**What you have to do:** Below is a block of records: output all of them exactly and leave out the pictures.

-=-=-=-=-

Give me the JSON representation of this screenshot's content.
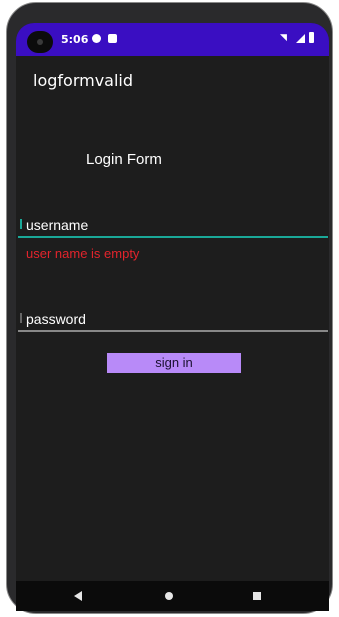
{
  "status_bar": {
    "time": "5:06",
    "icons": [
      "notification-icon",
      "sd-card-icon",
      "wifi-icon",
      "signal-icon",
      "battery-icon"
    ]
  },
  "app": {
    "title": "logformvalid"
  },
  "form": {
    "title": "Login Form",
    "username_label": "username",
    "username_error": "user name is empty",
    "password_label": "password",
    "signin_label": "sign in"
  },
  "colors": {
    "status_bar": "#3a0ec2",
    "background": "#1d1d1d",
    "accent": "#1aa898",
    "error": "#e2242c",
    "button": "#b88af8"
  },
  "nav_bar": {
    "icons": [
      "back-icon",
      "home-icon",
      "recents-icon"
    ]
  }
}
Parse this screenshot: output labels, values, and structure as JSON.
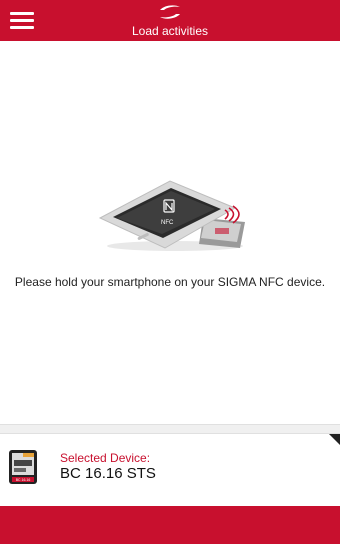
{
  "header": {
    "title": "Load activities"
  },
  "main": {
    "instruction": "Please hold your smartphone on your SIGMA NFC device.",
    "phone_label": "NFC"
  },
  "device": {
    "label": "Selected Device:",
    "name": "BC 16.16 STS",
    "thumb_text": "BC 16.16"
  },
  "colors": {
    "accent": "#c8102e"
  }
}
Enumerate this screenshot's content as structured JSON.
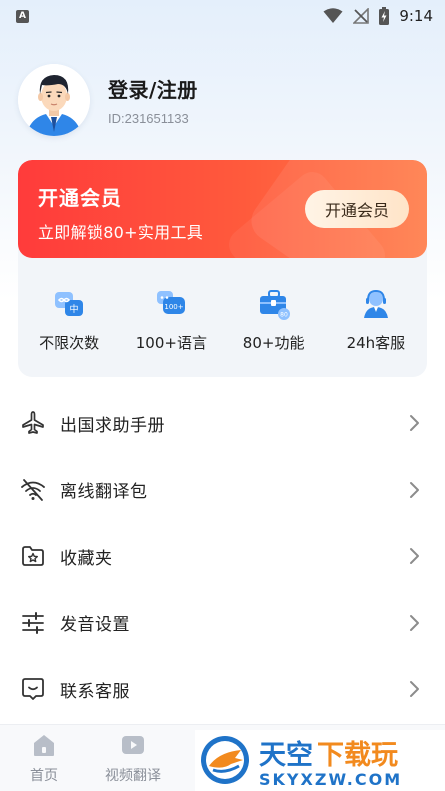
{
  "status_bar": {
    "left_icon": "A",
    "time": "9:14",
    "icons": [
      "wifi-icon",
      "no-signal-icon",
      "battery-charging-icon"
    ]
  },
  "profile": {
    "name": "登录/注册",
    "user_id": "ID:231651133",
    "avatar": "avatar-male-icon"
  },
  "vip": {
    "title": "开通会员",
    "subtitle": "立即解锁80+实用工具",
    "button_label": "开通会员",
    "gradient_start": "#ff3b3b",
    "gradient_end": "#ff7d4a",
    "features": [
      {
        "label": "不限次数",
        "icon": "infinity-translate-icon"
      },
      {
        "label": "100+语言",
        "icon": "language-chat-icon"
      },
      {
        "label": "80+功能",
        "icon": "toolbox-icon"
      },
      {
        "label": "24h客服",
        "icon": "customer-service-icon"
      }
    ]
  },
  "menu": [
    {
      "label": "出国求助手册",
      "icon": "airplane-icon"
    },
    {
      "label": "离线翻译包",
      "icon": "offline-wifi-icon"
    },
    {
      "label": "收藏夹",
      "icon": "star-folder-icon"
    },
    {
      "label": "发音设置",
      "icon": "sliders-icon"
    },
    {
      "label": "联系客服",
      "icon": "chat-bubble-icon"
    }
  ],
  "tabs": [
    {
      "label": "首页",
      "icon": "home-icon"
    },
    {
      "label": "视频翻译",
      "icon": "video-icon"
    }
  ],
  "watermark": {
    "logo_text": "天空下载玩",
    "url_text": "SKYXZW.COM"
  }
}
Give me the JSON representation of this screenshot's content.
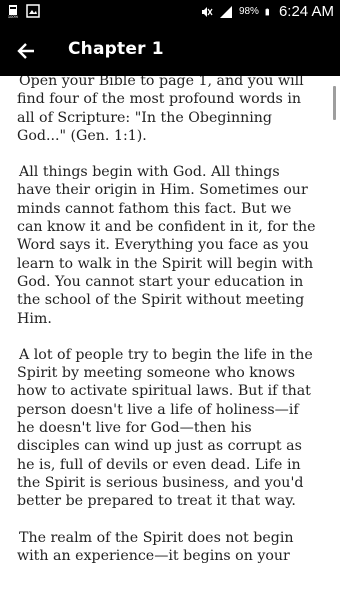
{
  "status_bar": {
    "left_icons": [
      "storage-icon",
      "image-icon"
    ],
    "battery": "98%",
    "time": "6:24 AM",
    "right_icons": [
      "mute-icon",
      "signal-icon",
      "battery-icon"
    ]
  },
  "app_bar": {
    "title": "Chapter 1",
    "back_icon": "arrow-back-icon"
  },
  "paragraphs": [
    "Open your Bible to page 1, and you will find four of the most profound words in all of Scripture: \"In the Obeginning God...\" (Gen. 1:1).",
    "All things begin with God. All things have their origin in Him. Sometimes our minds cannot fathom this fact. But we can know it and be confident in it, for the Word says it. Everything you face as you learn to walk in the Spirit will begin with God. You cannot start your education in the school of the Spirit without meeting Him.",
    "A lot of people try to begin the life in the Spirit by meeting someone who knows how to activate spiritual laws. But if that person doesn't live a life of holiness—if he doesn't live for God—then his disciples can wind up just as corrupt as he is, full of devils or even dead. Life in the Spirit is serious business, and you'd better be prepared to treat it that way.",
    "The realm of the Spirit does not begin with an experience—it begins on your"
  ]
}
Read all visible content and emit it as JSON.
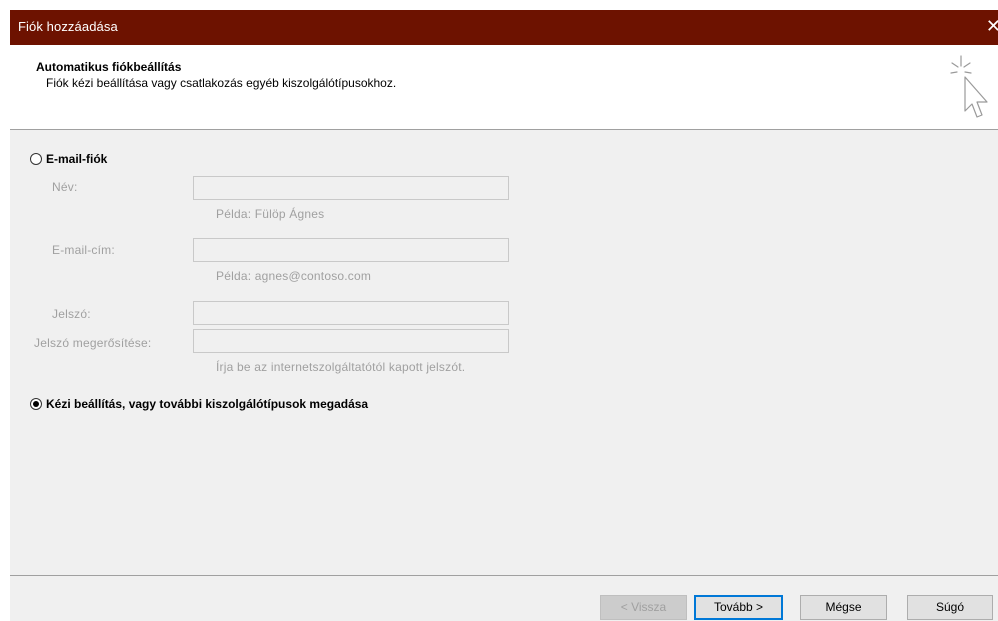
{
  "window": {
    "title": "Fiók hozzáadása",
    "close_glyph": "✕",
    "titlebar_color": "#6d1200"
  },
  "header": {
    "title": "Automatikus fiókbeállítás",
    "subtitle": "Fiók kézi beállítása vagy csatlakozás egyéb kiszolgálótípusokhoz.",
    "icon": "wizard-cursor-icon"
  },
  "email_option": {
    "label": "E-mail-fiók",
    "selected": false,
    "fields": {
      "name": {
        "label": "Név:",
        "value": "",
        "hint": "Példa: Fülöp Ágnes"
      },
      "email": {
        "label": "E-mail-cím:",
        "value": "",
        "hint": "Példa: agnes@contoso.com"
      },
      "password": {
        "label": "Jelszó:",
        "value": ""
      },
      "password_confirm": {
        "label": "Jelszó megerősítése:",
        "value": "",
        "hint": "Írja be az internetszolgáltatótól kapott jelszót."
      }
    }
  },
  "manual_option": {
    "label": "Kézi beállítás, vagy további kiszolgálótípusok megadása",
    "selected": true
  },
  "buttons": {
    "back": "< Vissza",
    "next": "Tovább >",
    "cancel": "Mégse",
    "help": "Súgó"
  }
}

-=-=-=-=-

**Result of the exercise:**
Give me the JSON representation of this screenshot's content.
{
  "status_bar": {
    "time": "5:06",
    "icons": [
      "notification-icon",
      "sd-card-icon",
      "wifi-icon",
      "signal-icon",
      "battery-icon"
    ]
  },
  "app": {
    "title": "logformvalid"
  },
  "form": {
    "title": "Login Form",
    "username_label": "username",
    "username_error": "user name is empty",
    "password_label": "password",
    "signin_label": "sign in"
  },
  "colors": {
    "status_bar": "#3a0ec2",
    "background": "#1d1d1d",
    "accent": "#1aa898",
    "error": "#e2242c",
    "button": "#b88af8"
  },
  "nav_bar": {
    "icons": [
      "back-icon",
      "home-icon",
      "recents-icon"
    ]
  }
}
Parse this screenshot: output labels, values, and structure as JSON.
{
  "header": {
    "title": "Load activities"
  },
  "main": {
    "instruction": "Please hold your smartphone on your SIGMA NFC device.",
    "phone_label": "NFC"
  },
  "device": {
    "label": "Selected Device:",
    "name": "BC 16.16 STS",
    "thumb_text": "BC 16.16"
  },
  "colors": {
    "accent": "#c8102e"
  }
}
Enumerate this screenshot's content as structured JSON.
{
  "status_bar": {
    "left_icon": "A",
    "time": "9:14",
    "icons": [
      "wifi-icon",
      "no-signal-icon",
      "battery-charging-icon"
    ]
  },
  "profile": {
    "name": "登录/注册",
    "user_id": "ID:231651133",
    "avatar": "avatar-male-icon"
  },
  "vip": {
    "title": "开通会员",
    "subtitle": "立即解锁80+实用工具",
    "button_label": "开通会员",
    "gradient_start": "#ff3b3b",
    "gradient_end": "#ff7d4a",
    "features": [
      {
        "label": "不限次数",
        "icon": "infinity-translate-icon"
      },
      {
        "label": "100+语言",
        "icon": "language-chat-icon"
      },
      {
        "label": "80+功能",
        "icon": "toolbox-icon"
      },
      {
        "label": "24h客服",
        "icon": "customer-service-icon"
      }
    ]
  },
  "menu": [
    {
      "label": "出国求助手册",
      "icon": "airplane-icon"
    },
    {
      "label": "离线翻译包",
      "icon": "offline-wifi-icon"
    },
    {
      "label": "收藏夹",
      "icon": "star-folder-icon"
    },
    {
      "label": "发音设置",
      "icon": "sliders-icon"
    },
    {
      "label": "联系客服",
      "icon": "chat-bubble-icon"
    }
  ],
  "tabs": [
    {
      "label": "首页",
      "icon": "home-icon"
    },
    {
      "label": "视频翻译",
      "icon": "video-icon"
    }
  ],
  "watermark": {
    "logo_text": "天空下载玩",
    "url_text": "SKYXZW.COM"
  }
}
Give me the JSON representation of this screenshot's content.
{
  "status_bar": {
    "left_icons": [
      "storage-icon",
      "image-icon"
    ],
    "battery": "98%",
    "time": "6:24 AM",
    "right_icons": [
      "mute-icon",
      "signal-icon",
      "battery-icon"
    ]
  },
  "app_bar": {
    "title": "Chapter 1",
    "back_icon": "arrow-back-icon"
  },
  "paragraphs": [
    "Open your Bible to page 1, and you will find four of the most profound words in all of Scripture: \"In the Obeginning God...\" (Gen. 1:1).",
    "All things begin with God. All things have their origin in Him. Sometimes our minds cannot fathom this fact. But we can know it and be confident in it, for the Word says it. Everything you face as you learn to walk in the Spirit will begin with God. You cannot start your education in the school of the Spirit without meeting Him.",
    "A lot of people try to begin the life in the Spirit by meeting someone who knows how to activate spiritual laws. But if that person doesn't live a life of holiness—if he doesn't live for God—then his disciples can wind up just as corrupt as he is, full of devils or even dead. Life in the Spirit is serious business, and you'd better be prepared to treat it that way.",
    "The realm of the Spirit does not begin with an experience—it begins on your"
  ]
}
Read all visible content and emit it as JSON.
{
  "window": {
    "title": "Fiók hozzáadása",
    "close_glyph": "✕",
    "titlebar_color": "#6d1200"
  },
  "header": {
    "title": "Automatikus fiókbeállítás",
    "subtitle": "Fiók kézi beállítása vagy csatlakozás egyéb kiszolgálótípusokhoz.",
    "icon": "wizard-cursor-icon"
  },
  "email_option": {
    "label": "E-mail-fiók",
    "selected": false,
    "fields": {
      "name": {
        "label": "Név:",
        "value": "",
        "hint": "Példa: Fülöp Ágnes"
      },
      "email": {
        "label": "E-mail-cím:",
        "value": "",
        "hint": "Példa: agnes@contoso.com"
      },
      "password": {
        "label": "Jelszó:",
        "value": ""
      },
      "password_confirm": {
        "label": "Jelszó megerősítése:",
        "value": "",
        "hint": "Írja be az internetszolgáltatótól kapott jelszót."
      }
    }
  },
  "manual_option": {
    "label": "Kézi beállítás, vagy további kiszolgálótípusok megadása",
    "selected": true
  },
  "buttons": {
    "back": "< Vissza",
    "next": "Tovább >",
    "cancel": "Mégse",
    "help": "Súgó"
  }
}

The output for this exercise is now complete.